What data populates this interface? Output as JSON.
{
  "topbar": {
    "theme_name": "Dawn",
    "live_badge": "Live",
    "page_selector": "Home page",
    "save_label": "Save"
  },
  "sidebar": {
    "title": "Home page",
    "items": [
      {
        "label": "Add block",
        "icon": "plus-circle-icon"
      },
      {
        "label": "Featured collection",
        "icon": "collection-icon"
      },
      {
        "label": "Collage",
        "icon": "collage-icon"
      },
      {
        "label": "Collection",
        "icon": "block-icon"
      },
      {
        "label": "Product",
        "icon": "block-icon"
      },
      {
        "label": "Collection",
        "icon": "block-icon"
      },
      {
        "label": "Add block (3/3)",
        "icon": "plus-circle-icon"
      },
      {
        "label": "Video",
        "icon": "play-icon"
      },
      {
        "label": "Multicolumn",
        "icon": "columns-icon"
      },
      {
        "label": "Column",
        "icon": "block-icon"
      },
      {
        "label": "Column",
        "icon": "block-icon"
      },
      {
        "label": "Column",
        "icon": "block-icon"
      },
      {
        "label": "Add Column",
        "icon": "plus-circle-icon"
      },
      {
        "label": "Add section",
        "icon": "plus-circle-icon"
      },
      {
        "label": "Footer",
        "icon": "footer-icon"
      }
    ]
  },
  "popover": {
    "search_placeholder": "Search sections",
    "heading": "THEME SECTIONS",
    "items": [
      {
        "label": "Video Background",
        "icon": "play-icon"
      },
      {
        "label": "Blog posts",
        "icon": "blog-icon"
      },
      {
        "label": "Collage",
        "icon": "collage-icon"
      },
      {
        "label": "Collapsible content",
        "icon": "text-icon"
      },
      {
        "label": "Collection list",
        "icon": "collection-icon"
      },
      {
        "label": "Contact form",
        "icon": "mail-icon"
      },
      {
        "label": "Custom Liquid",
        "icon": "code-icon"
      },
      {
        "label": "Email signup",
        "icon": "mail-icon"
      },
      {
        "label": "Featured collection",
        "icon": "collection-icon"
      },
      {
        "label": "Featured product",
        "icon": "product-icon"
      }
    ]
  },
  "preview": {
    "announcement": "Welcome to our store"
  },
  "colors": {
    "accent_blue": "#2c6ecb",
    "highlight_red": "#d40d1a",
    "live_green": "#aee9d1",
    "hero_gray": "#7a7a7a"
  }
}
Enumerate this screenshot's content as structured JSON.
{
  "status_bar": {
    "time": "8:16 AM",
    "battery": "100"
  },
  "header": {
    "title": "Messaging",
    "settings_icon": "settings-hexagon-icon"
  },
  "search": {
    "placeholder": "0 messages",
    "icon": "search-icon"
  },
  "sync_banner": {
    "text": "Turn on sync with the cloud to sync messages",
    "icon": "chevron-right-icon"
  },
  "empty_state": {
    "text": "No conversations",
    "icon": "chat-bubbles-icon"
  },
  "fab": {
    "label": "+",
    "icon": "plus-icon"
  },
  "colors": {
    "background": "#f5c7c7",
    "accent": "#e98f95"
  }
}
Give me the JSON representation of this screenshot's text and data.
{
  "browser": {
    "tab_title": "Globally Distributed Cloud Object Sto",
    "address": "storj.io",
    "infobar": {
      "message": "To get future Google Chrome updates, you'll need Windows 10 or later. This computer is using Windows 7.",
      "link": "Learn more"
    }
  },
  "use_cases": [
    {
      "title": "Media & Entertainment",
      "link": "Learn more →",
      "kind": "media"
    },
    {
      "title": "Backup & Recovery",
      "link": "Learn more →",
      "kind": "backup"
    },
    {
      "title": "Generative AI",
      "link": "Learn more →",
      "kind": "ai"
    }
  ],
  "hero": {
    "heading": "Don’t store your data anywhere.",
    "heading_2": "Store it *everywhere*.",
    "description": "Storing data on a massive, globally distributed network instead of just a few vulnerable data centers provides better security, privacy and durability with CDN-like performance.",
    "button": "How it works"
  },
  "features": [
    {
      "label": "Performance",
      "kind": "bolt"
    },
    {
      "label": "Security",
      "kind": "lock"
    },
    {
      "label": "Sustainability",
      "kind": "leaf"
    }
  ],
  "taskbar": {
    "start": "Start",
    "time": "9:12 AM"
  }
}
___
__EXERCISE BRIEF__
Each line with the string "Home" in it needs to be found and copied.

__THE RESPONSE__
    "page_selector": "Home page",
    "title": "Home page",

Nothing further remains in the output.